OBJECTIVE:
Omit images. Retype all entries verbatim.

ROWS:
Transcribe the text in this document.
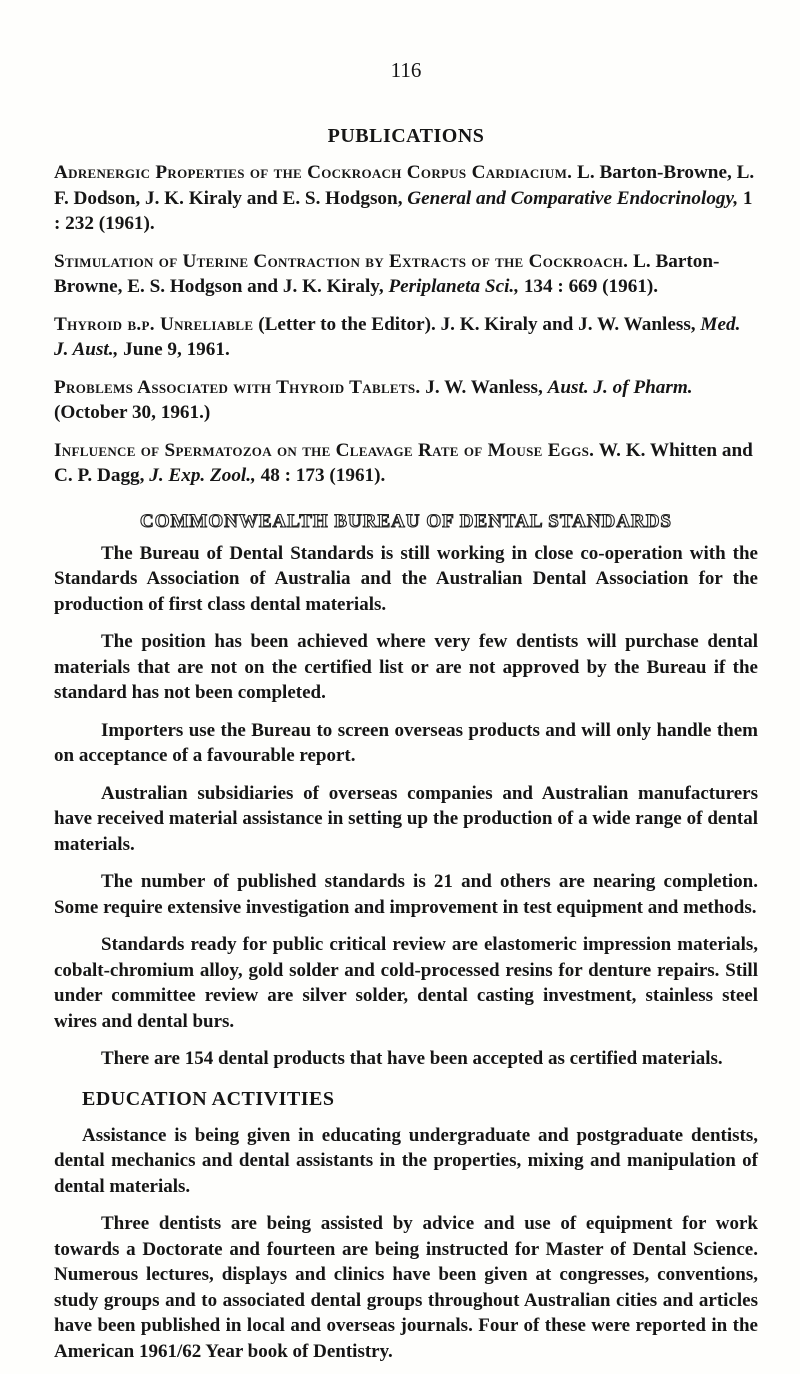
116
PUBLICATIONS

Adrenergic Properties of the Cockroach Corpus Cardiacium. L. Barton-Browne, L. F. Dodson, J. K. Kiraly and E. S. Hodgson, General and Comparative Endocrinology, 1 : 232 (1961).

Stimulation of Uterine Contraction by Extracts of the Cockroach. L. Barton-Browne, E. S. Hodgson and J. K. Kiraly, Periplaneta Sci., 134 : 669 (1961).

Thyroid b.p. Unreliable (Letter to the Editor). J. K. Kiraly and J. W. Wanless, Med. J. Aust., June 9, 1961.

Problems Associated with Thyroid Tablets. J. W. Wanless, Aust. J. of Pharm. (October 30, 1961.)

Influence of Spermatozoa on the Cleavage Rate of Mouse Eggs. W. K. Whitten and C. P. Dagg, J. Exp. Zool., 48 : 173 (1961).

COMMONWEALTH BUREAU OF DENTAL STANDARDS

The Bureau of Dental Standards is still working in close co-operation with the Standards Association of Australia and the Australian Dental Association for the production of first class dental materials.

The position has been achieved where very few dentists will purchase dental materials that are not on the certified list or are not approved by the Bureau if the standard has not been completed.

Importers use the Bureau to screen overseas products and will only handle them on acceptance of a favourable report.

Australian subsidiaries of overseas companies and Australian manufacturers have received material assistance in setting up the production of a wide range of dental materials.

The number of published standards is 21 and others are nearing completion. Some require extensive investigation and improvement in test equipment and methods.

Standards ready for public critical review are elastomeric impression materials, cobalt-chromium alloy, gold solder and cold-processed resins for denture repairs. Still under committee review are silver solder, dental casting investment, stainless steel wires and dental burs.

There are 154 dental products that have been accepted as certified materials.

EDUCATION ACTIVITIES

Assistance is being given in educating undergraduate and postgraduate dentists, dental mechanics and dental assistants in the properties, mixing and manipulation of dental materials.

Three dentists are being assisted by advice and use of equipment for work towards a Doctorate and fourteen are being instructed for Master of Dental Science. Numerous lectures, displays and clinics have been given at congresses, conventions, study groups and to associated dental groups throughout Australian cities and articles have been published in local and overseas journals. Four of these were reported in the American 1961/62 Year book of Dentistry.
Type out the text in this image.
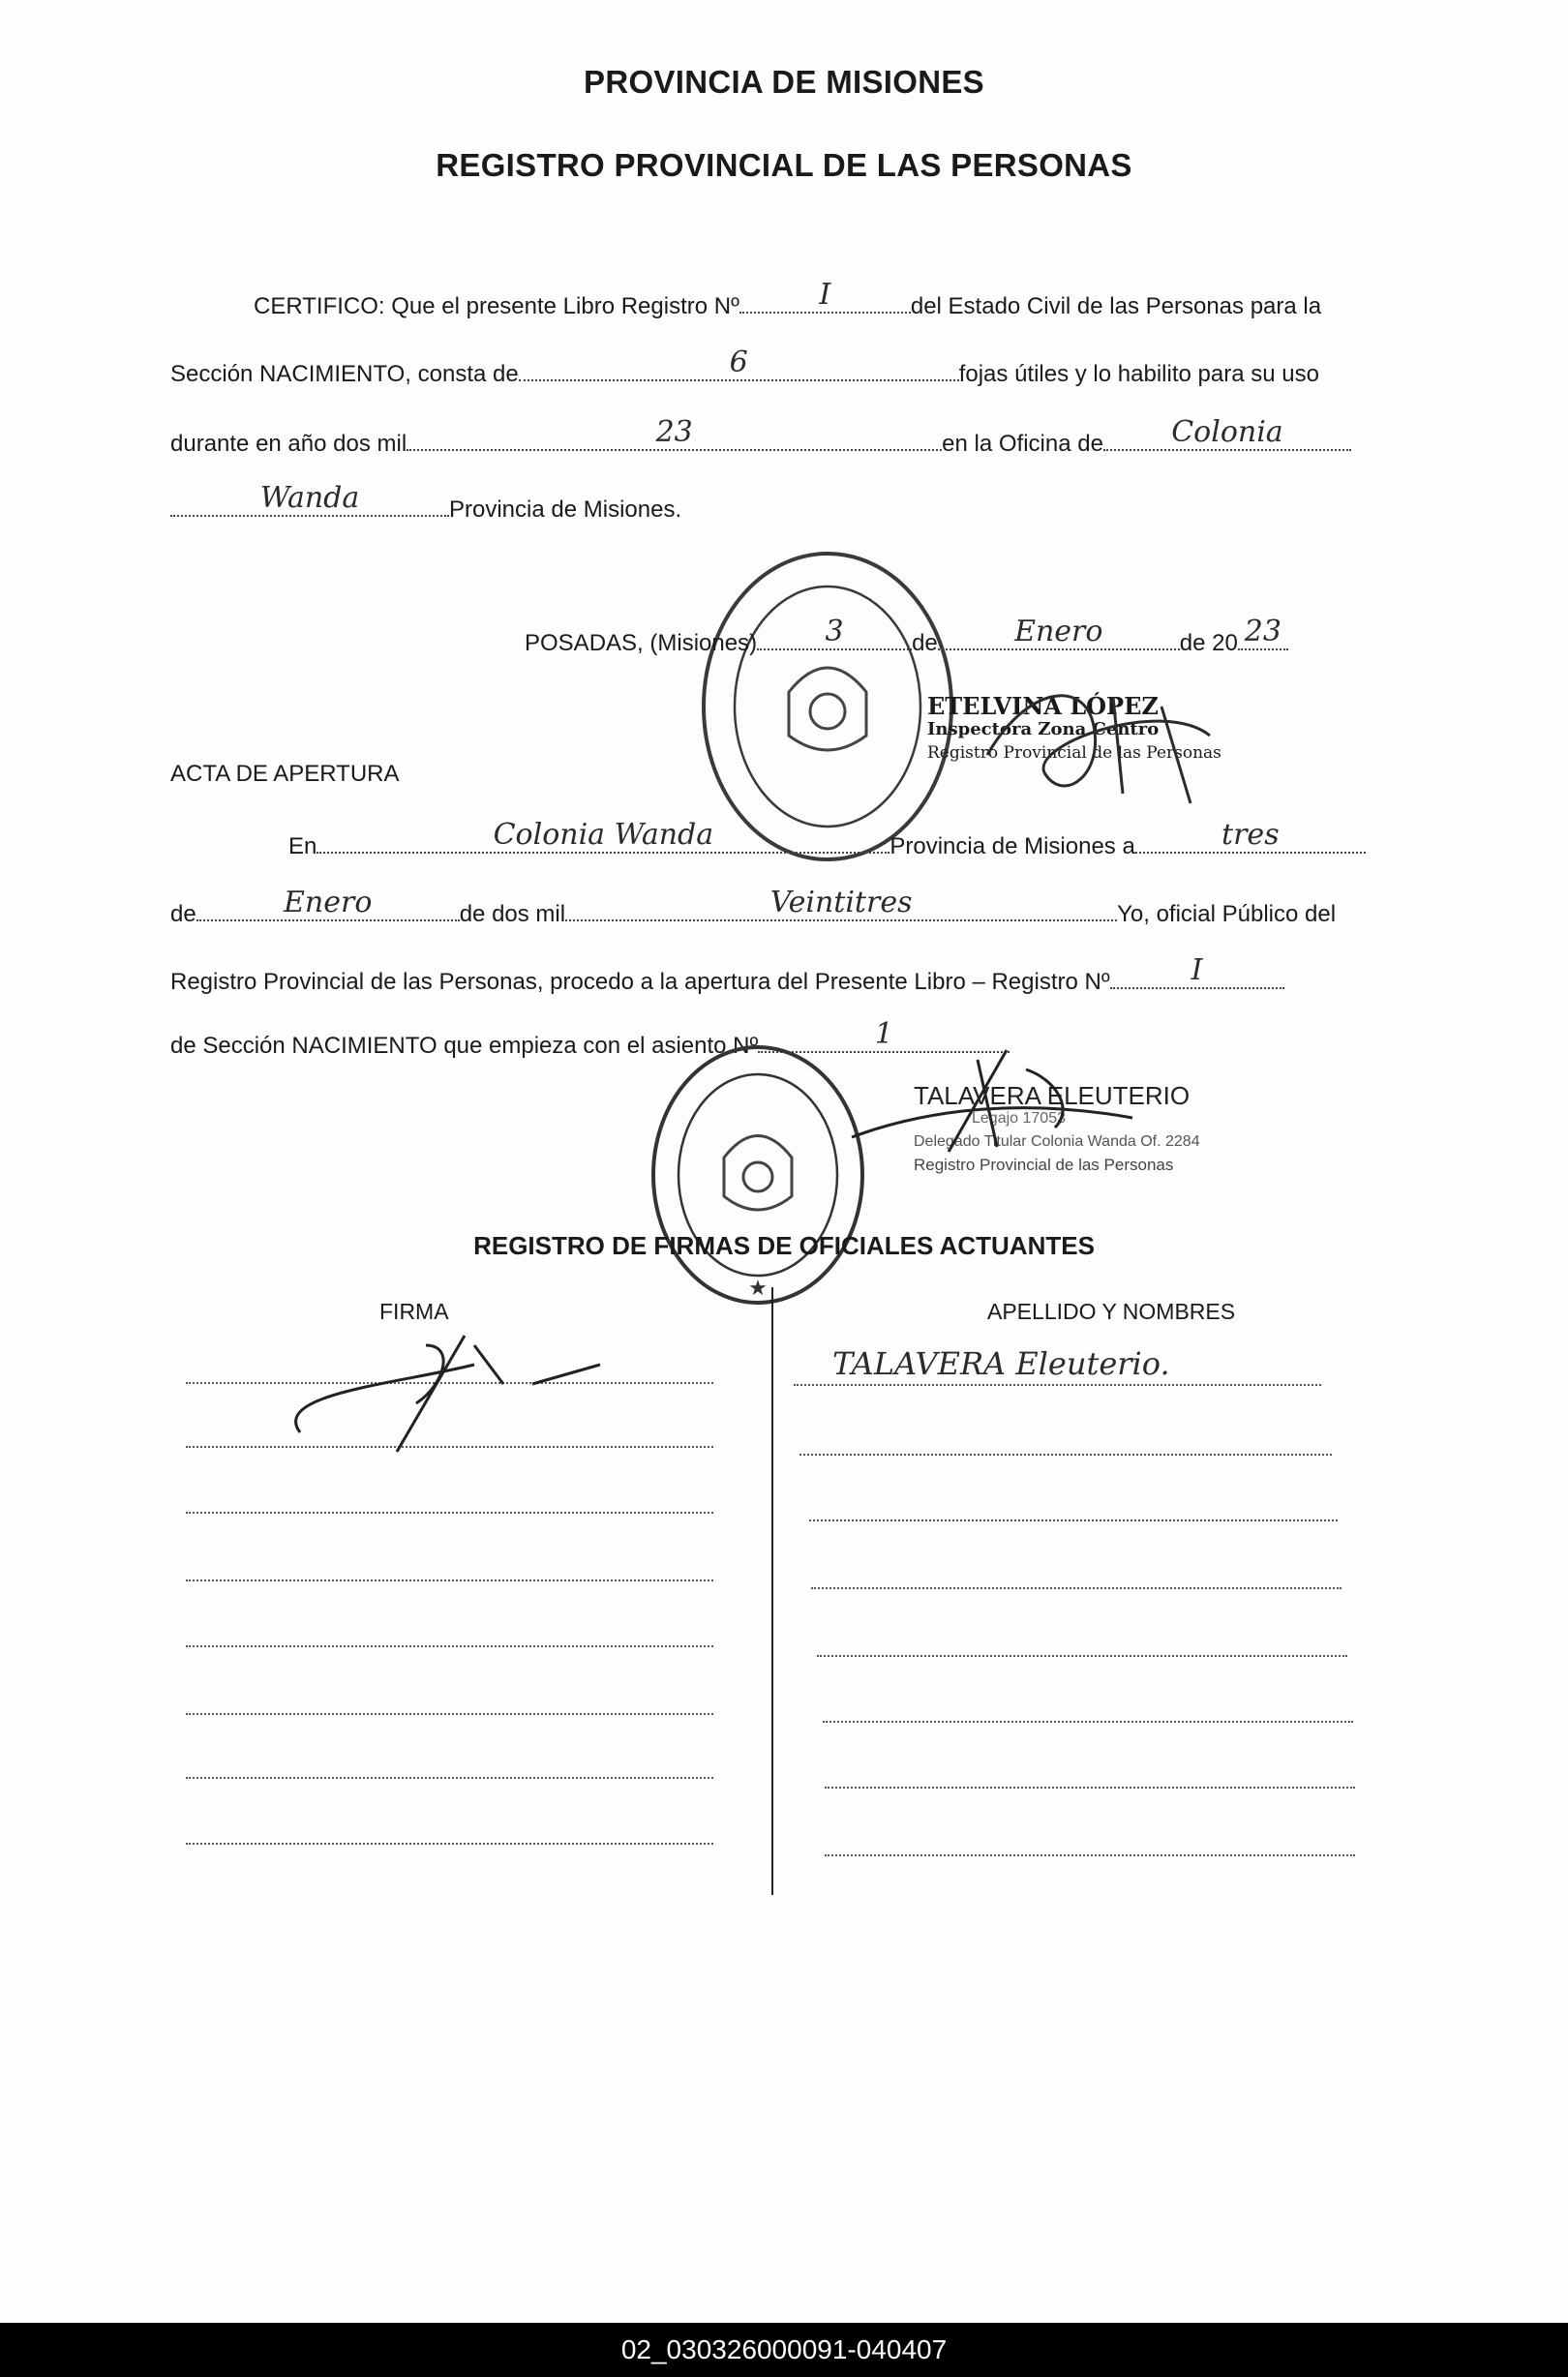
PROVINCIA DE MISIONES
REGISTRO PROVINCIAL DE LAS PERSONAS
CERTIFICO: Que el presente Libro Registro Nº	I	del Estado Civil de las Personas para la
Sección NACIMIENTO, consta de	6	fojas útiles y lo habilito para su uso
durante en año dos mil	23	en la Oficina de Colonia
Wanda	Provincia de Misiones.
POSADAS, (Misiones) 3	de	Enero	de 20 23
ETELVINA LÓPEZ
Inspectora Zona Centro
Registro Provincial de las Personas
ACTA DE APERTURA
En	Colonia Wanda	Provincia de Misiones a	tres
de	Enero	de dos mil	Veintitres	Yo, oficial Público del
Registro Provincial de las Personas, procedo a la apertura del Presente Libro – Registro Nº	I
de Sección NACIMIENTO que empieza con el asiento Nº	1
★
TALAVERA ELEUTERIO
Legajo 17053
Delegado Titular Colonia Wanda Of. 2284
Registro Provincial de las Personas
REGISTRO DE FIRMAS DE OFICIALES ACTUANTES
FIRMA	APELLIDO Y NOMBRES
TALAVERA Eleuterio.
02_030326000091-040407
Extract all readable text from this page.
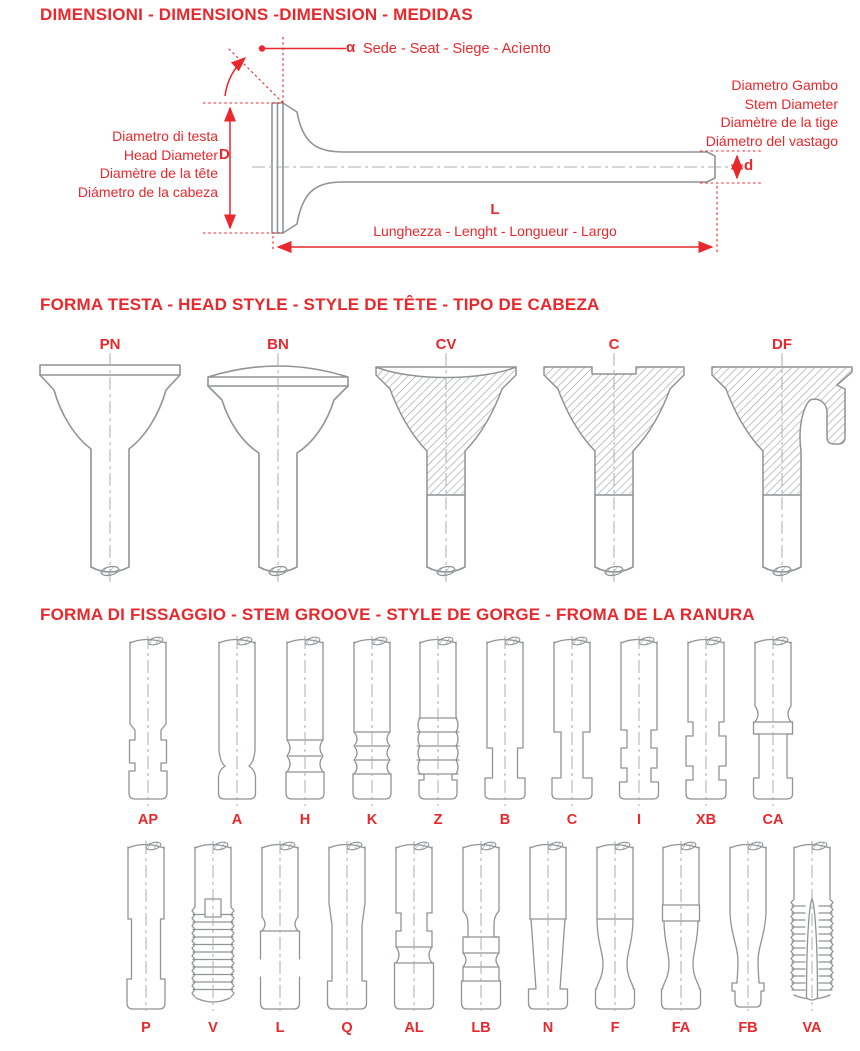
DIMENSIONI - DIMENSIONS -DIMENSION - MEDIDAS
α Sede - Seat - Siege - Acìento
Diametro di testa
Head Diameter
Diamètre de la tête
Diámetro de la cabeza
D
Diametro Gambo
Stem Diameter
Diamètre de la tige
Diámetro del vastago
d
L
Lunghezza - Lenght - Longueur - Largo
FORMA TESTA - HEAD STYLE - STYLE DE TÊTE - TIPO DE CABEZA
PN	BN	CV	C	DF
FORMA DI FISSAGGIO - STEM GROOVE - STYLE DE GORGE - FROMA DE LA RANURA
AP	A	H	K	Z	B	C	I	XB	CA
P	V	L	Q	AL	LB	N	F	FA	FB	VA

REPLY:
Transcribe the text in this document.
116
PUBLICATIONS

Adrenergic Properties of the Cockroach Corpus Cardiacium. L. Barton-Browne, L. F. Dodson, J. K. Kiraly and E. S. Hodgson, General and Comparative Endocrinology, 1 : 232 (1961).

Stimulation of Uterine Contraction by Extracts of the Cockroach. L. Barton-Browne, E. S. Hodgson and J. K. Kiraly, Periplaneta Sci., 134 : 669 (1961).

Thyroid b.p. Unreliable (Letter to the Editor). J. K. Kiraly and J. W. Wanless, Med. J. Aust., June 9, 1961.

Problems Associated with Thyroid Tablets. J. W. Wanless, Aust. J. of Pharm. (October 30, 1961.)

Influence of Spermatozoa on the Cleavage Rate of Mouse Eggs. W. K. Whitten and C. P. Dagg, J. Exp. Zool., 48 : 173 (1961).

COMMONWEALTH BUREAU OF DENTAL STANDARDS

The Bureau of Dental Standards is still working in close co-operation with the Standards Association of Australia and the Australian Dental Association for the production of first class dental materials.

The position has been achieved where very few dentists will purchase dental materials that are not on the certified list or are not approved by the Bureau if the standard has not been completed.

Importers use the Bureau to screen overseas products and will only handle them on acceptance of a favourable report.

Australian subsidiaries of overseas companies and Australian manufacturers have received material assistance in setting up the production of a wide range of dental materials.

The number of published standards is 21 and others are nearing completion. Some require extensive investigation and improvement in test equipment and methods.

Standards ready for public critical review are elastomeric impression materials, cobalt-chromium alloy, gold solder and cold-processed resins for denture repairs. Still under committee review are silver solder, dental casting investment, stainless steel wires and dental burs.

There are 154 dental products that have been accepted as certified materials.

EDUCATION ACTIVITIES

Assistance is being given in educating undergraduate and postgraduate dentists, dental mechanics and dental assistants in the properties, mixing and manipulation of dental materials.

Three dentists are being assisted by advice and use of equipment for work towards a Doctorate and fourteen are being instructed for Master of Dental Science. Numerous lectures, displays and clinics have been given at congresses, conventions, study groups and to associated dental groups throughout Australian cities and articles have been published in local and overseas journals. Four of these were reported in the American 1961/62 Year book of Dentistry.
Type out the text in this image.
PROVINCIA DE MISIONES
REGISTRO PROVINCIAL DE LAS PERSONAS
CERTIFICO: Que el presente Libro Registro Nº	I	del Estado Civil de las Personas para la
Sección NACIMIENTO, consta de	6	fojas útiles y lo habilito para su uso
durante en año dos mil	23	en la Oficina de Colonia
Wanda	Provincia de Misiones.
POSADAS, (Misiones) 3	de	Enero	de 20 23
ETELVINA LÓPEZ
Inspectora Zona Centro
Registro Provincial de las Personas
ACTA DE APERTURA
En	Colonia Wanda	Provincia de Misiones a	tres
de	Enero	de dos mil	Veintitres	Yo, oficial Público del
Registro Provincial de las Personas, procedo a la apertura del Presente Libro – Registro Nº	I
de Sección NACIMIENTO que empieza con el asiento Nº	1
★
TALAVERA ELEUTERIO
Legajo 17053
Delegado Titular Colonia Wanda Of. 2284
Registro Provincial de las Personas
REGISTRO DE FIRMAS DE OFICIALES ACTUANTES
FIRMA	APELLIDO Y NOMBRES
TALAVERA Eleuterio.
02_030326000091-040407
Extract all readable text from this page.
DIMENSIONI - DIMENSIONS -DIMENSION - MEDIDAS
α Sede - Seat - Siege - Acìento
Diametro di testa
Head Diameter
Diamètre de la tête
Diámetro de la cabeza
D
Diametro Gambo
Stem Diameter
Diamètre de la tige
Diámetro del vastago
d
L
Lunghezza - Lenght - Longueur - Largo
FORMA TESTA - HEAD STYLE - STYLE DE TÊTE - TIPO DE CABEZA
PN	BN	CV	C	DF
FORMA DI FISSAGGIO - STEM GROOVE - STYLE DE GORGE - FROMA DE LA RANURA
AP	A	H	K	Z	B	C	I	XB	CA
P	V	L	Q	AL	LB	N	F	FA	FB	VA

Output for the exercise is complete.